TASK TO COMPLETE >>
Can you restate the records below word for word?

───── DATASET ROWS ─────

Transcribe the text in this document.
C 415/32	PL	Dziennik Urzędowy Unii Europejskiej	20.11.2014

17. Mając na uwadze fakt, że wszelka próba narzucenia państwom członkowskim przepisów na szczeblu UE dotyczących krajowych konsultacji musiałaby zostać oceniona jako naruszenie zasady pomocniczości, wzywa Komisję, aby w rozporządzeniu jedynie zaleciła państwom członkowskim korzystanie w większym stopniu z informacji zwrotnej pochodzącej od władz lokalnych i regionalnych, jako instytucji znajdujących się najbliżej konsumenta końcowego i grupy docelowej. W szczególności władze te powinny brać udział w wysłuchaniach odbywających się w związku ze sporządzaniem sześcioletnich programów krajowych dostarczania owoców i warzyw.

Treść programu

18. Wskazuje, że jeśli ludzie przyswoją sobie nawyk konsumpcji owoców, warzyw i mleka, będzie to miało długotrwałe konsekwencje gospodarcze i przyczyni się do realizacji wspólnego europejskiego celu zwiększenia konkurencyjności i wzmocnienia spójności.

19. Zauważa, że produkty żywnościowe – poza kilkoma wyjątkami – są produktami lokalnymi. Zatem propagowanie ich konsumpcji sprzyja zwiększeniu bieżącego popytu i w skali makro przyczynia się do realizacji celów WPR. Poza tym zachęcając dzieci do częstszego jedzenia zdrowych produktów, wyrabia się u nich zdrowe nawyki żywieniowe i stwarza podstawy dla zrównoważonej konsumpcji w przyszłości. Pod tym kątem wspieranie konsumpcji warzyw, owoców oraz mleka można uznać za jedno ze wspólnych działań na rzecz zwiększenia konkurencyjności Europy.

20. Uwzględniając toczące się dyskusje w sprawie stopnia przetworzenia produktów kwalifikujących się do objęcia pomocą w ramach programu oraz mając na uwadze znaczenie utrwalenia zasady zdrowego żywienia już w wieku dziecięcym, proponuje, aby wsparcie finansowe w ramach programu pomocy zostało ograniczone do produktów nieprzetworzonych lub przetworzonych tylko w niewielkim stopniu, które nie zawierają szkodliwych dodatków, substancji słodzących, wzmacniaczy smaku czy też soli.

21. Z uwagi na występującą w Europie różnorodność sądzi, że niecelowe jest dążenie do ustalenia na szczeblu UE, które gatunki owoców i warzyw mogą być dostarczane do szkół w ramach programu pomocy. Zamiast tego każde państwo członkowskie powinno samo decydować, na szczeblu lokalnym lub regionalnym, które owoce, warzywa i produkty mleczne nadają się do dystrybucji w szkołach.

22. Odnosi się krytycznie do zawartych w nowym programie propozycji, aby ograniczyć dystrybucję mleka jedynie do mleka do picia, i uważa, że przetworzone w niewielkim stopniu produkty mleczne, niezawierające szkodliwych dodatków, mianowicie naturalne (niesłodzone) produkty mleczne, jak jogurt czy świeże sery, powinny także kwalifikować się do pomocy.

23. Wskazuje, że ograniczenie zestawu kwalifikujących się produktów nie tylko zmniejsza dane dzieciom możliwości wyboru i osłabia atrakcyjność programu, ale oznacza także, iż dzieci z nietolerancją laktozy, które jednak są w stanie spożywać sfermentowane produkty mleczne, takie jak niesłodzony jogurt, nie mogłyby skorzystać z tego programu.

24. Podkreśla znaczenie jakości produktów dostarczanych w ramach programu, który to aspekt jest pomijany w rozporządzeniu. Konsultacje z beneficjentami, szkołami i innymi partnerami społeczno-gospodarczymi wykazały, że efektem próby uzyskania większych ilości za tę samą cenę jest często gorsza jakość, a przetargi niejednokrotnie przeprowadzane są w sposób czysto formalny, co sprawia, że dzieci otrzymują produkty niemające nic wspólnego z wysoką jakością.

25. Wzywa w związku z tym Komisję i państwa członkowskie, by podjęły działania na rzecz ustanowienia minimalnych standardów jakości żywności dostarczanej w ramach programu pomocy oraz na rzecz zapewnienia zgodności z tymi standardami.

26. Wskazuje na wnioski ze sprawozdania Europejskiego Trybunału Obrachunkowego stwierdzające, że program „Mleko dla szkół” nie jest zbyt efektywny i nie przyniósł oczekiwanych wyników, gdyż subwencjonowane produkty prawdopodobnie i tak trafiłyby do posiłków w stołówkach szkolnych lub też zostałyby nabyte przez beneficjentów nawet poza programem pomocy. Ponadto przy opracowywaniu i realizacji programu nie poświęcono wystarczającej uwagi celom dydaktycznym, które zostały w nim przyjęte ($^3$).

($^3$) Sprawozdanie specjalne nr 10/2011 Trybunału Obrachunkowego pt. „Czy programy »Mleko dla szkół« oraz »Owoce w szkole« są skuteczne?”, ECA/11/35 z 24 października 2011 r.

─────

SOLUTION FOR THIS TASK >>
Transcribe the text in this document.
C 415/32	PL	Dziennik Urzędowy Unii Europejskiej	20.11.2014

17. Mając na uwadze fakt, że wszelka próba narzucenia państwom członkowskim przepisów na szczeblu UE dotyczących krajowych konsultacji musiałaby zostać oceniona jako naruszenie zasady pomocniczości, wzywa Komisję, aby w rozporządzeniu jedynie zaleciła państwom członkowskim korzystanie w większym stopniu z informacji zwrotnej pochodzącej od władz lokalnych i regionalnych, jako instytucji znajdujących się najbliżej konsumenta końcowego i grupy docelowej. W szczególności władze te powinny brać udział w wysłuchaniach odbywających się w związku ze sporządzaniem sześcioletnich programów krajowych dostarczania owoców i warzyw.

Treść programu

18. Wskazuje, że jeśli ludzie przyswoją sobie nawyk konsumpcji owoców, warzyw i mleka, będzie to miało długotrwałe konsekwencje gospodarcze i przyczyni się do realizacji wspólnego europejskiego celu zwiększenia konkurencyjności i wzmocnienia spójności.

19. Zauważa, że produkty żywnościowe – poza kilkoma wyjątkami – są produktami lokalnymi. Zatem propagowanie ich konsumpcji sprzyja zwiększeniu bieżącego popytu i w skali makro przyczynia się do realizacji celów WPR. Poza tym zachęcając dzieci do częstszego jedzenia zdrowych produktów, wyrabia się u nich zdrowe nawyki żywieniowe i stwarza podstawy dla zrównoważonej konsumpcji w przyszłości. Pod tym kątem wspieranie konsumpcji warzyw, owoców oraz mleka można uznać za jedno ze wspólnych działań na rzecz zwiększenia konkurencyjności Europy.

20. Uwzględniając toczące się dyskusje w sprawie stopnia przetworzenia produktów kwalifikujących się do objęcia pomocą w ramach programu oraz mając na uwadze znaczenie utrwalenia zasady zdrowego żywienia już w wieku dziecięcym, proponuje, aby wsparcie finansowe w ramach programu pomocy zostało ograniczone do produktów nieprzetworzonych lub przetworzonych tylko w niewielkim stopniu, które nie zawierają szkodliwych dodatków, substancji słodzących, wzmacniaczy smaku czy też soli.

21. Z uwagi na występującą w Europie różnorodność sądzi, że niecelowe jest dążenie do ustalenia na szczeblu UE, które gatunki owoców i warzyw mogą być dostarczane do szkół w ramach programu pomocy. Zamiast tego każde państwo członkowskie powinno samo decydować, na szczeblu lokalnym lub regionalnym, które owoce, warzywa i produkty mleczne nadają się do dystrybucji w szkołach.

22. Odnosi się krytycznie do zawartych w nowym programie propozycji, aby ograniczyć dystrybucję mleka jedynie do mleka do picia, i uważa, że przetworzone w niewielkim stopniu produkty mleczne, niezawierające szkodliwych dodatków, mianowicie naturalne (niesłodzone) produkty mleczne, jak jogurt czy świeże sery, powinny także kwalifikować się do pomocy.

23. Wskazuje, że ograniczenie zestawu kwalifikujących się produktów nie tylko zmniejsza dane dzieciom możliwości wyboru i osłabia atrakcyjność programu, ale oznacza także, iż dzieci z nietolerancją laktozy, które jednak są w stanie spożywać sfermentowane produkty mleczne, takie jak niesłodzony jogurt, nie mogłyby skorzystać z tego programu.

24. Podkreśla znaczenie jakości produktów dostarczanych w ramach programu, który to aspekt jest pomijany w rozporządzeniu. Konsultacje z beneficjentami, szkołami i innymi partnerami społeczno-gospodarczymi wykazały, że efektem próby uzyskania większych ilości za tę samą cenę jest często gorsza jakość, a przetargi niejednokrotnie przeprowadzane są w sposób czysto formalny, co sprawia, że dzieci otrzymują produkty niemające nic wspólnego z wysoką jakością.

25. Wzywa w związku z tym Komisję i państwa członkowskie, by podjęły działania na rzecz ustanowienia minimalnych standardów jakości żywności dostarczanej w ramach programu pomocy oraz na rzecz zapewnienia zgodności z tymi standardami.

26. Wskazuje na wnioski ze sprawozdania Europejskiego Trybunału Obrachunkowego stwierdzające, że program „Mleko dla szkół” nie jest zbyt efektywny i nie przyniósł oczekiwanych wyników, gdyż subwencjonowane produkty prawdopodobnie i tak trafiłyby do posiłków w stołówkach szkolnych lub też zostałyby nabyte przez beneficjentów nawet poza programem pomocy. Ponadto przy opracowywaniu i realizacji programu nie poświęcono wystarczającej uwagi celom dydaktycznym, które zostały w nim przyjęte ($^3$).

($^3$) Sprawozdanie specjalne nr 10/2011 Trybunału Obrachunkowego pt. „Czy programy »Mleko dla szkół« oraz »Owoce w szkole« są skuteczne?”, ECA/11/35 z 24 października 2011 r.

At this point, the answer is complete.